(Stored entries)
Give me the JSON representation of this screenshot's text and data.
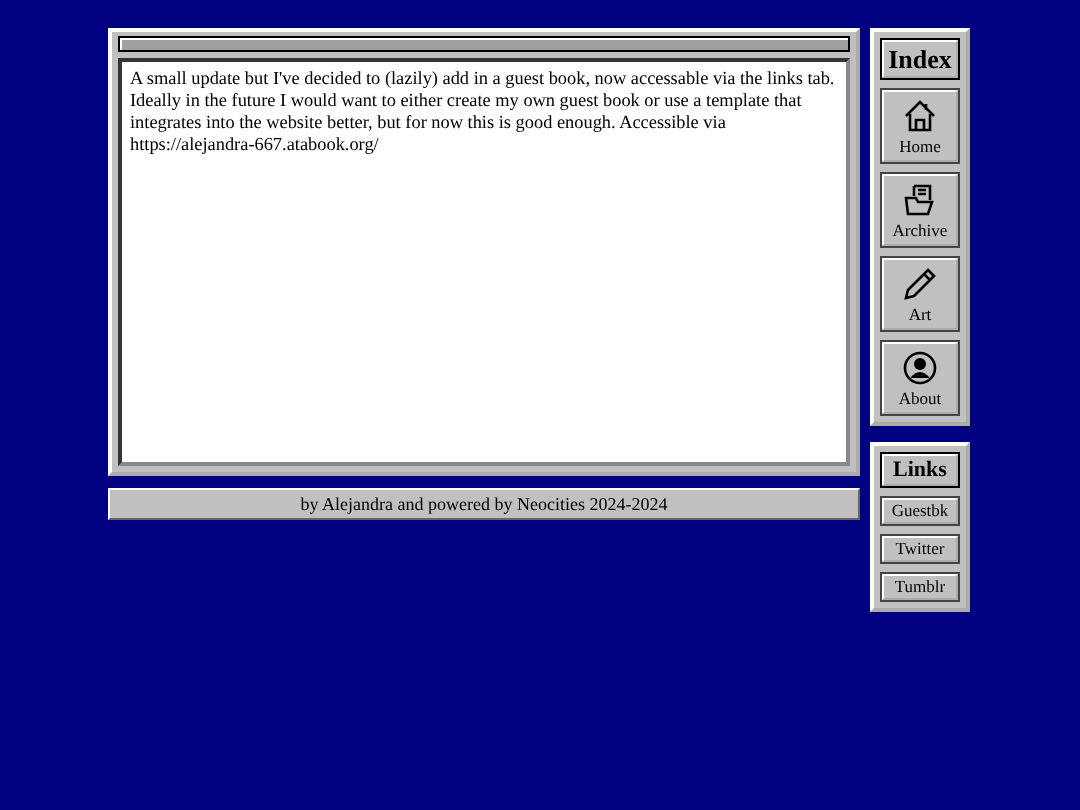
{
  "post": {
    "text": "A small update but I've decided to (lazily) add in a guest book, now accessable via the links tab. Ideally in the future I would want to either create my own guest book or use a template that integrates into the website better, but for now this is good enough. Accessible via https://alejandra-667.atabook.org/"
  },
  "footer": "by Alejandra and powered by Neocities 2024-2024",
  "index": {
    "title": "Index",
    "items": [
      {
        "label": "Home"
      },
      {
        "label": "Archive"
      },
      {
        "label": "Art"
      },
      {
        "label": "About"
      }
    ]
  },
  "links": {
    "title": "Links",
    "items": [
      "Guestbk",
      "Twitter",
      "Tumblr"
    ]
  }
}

--

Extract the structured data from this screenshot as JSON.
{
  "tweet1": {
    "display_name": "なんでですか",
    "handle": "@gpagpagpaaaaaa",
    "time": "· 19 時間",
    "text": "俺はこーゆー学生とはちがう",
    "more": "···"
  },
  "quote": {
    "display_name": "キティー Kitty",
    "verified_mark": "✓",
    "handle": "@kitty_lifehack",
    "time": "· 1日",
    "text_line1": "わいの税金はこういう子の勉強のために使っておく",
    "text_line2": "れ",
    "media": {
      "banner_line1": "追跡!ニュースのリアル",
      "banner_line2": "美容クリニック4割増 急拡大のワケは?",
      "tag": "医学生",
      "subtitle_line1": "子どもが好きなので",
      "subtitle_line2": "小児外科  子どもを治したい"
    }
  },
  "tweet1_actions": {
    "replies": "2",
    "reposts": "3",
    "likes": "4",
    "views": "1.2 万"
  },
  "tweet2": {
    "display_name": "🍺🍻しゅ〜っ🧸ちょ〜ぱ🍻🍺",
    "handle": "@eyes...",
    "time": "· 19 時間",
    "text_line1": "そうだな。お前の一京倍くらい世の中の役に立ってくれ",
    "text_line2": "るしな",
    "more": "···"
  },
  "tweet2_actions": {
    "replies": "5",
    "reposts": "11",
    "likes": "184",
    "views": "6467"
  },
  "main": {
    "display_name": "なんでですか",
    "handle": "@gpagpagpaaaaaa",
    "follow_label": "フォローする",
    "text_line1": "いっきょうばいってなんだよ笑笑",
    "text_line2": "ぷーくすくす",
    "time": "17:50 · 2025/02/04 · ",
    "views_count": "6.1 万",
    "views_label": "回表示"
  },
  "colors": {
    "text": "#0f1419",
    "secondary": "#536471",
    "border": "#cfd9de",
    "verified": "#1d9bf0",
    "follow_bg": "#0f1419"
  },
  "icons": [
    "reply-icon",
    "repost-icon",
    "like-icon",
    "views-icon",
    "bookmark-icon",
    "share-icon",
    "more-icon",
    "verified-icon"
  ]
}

Exercise task ▸ Find the word "data" in the entries, and copy every line it shows up in.

Reply ▸
Give me the JSON representation of this screenshot's text and data.
Extract the structured data from this screenshot as JSON.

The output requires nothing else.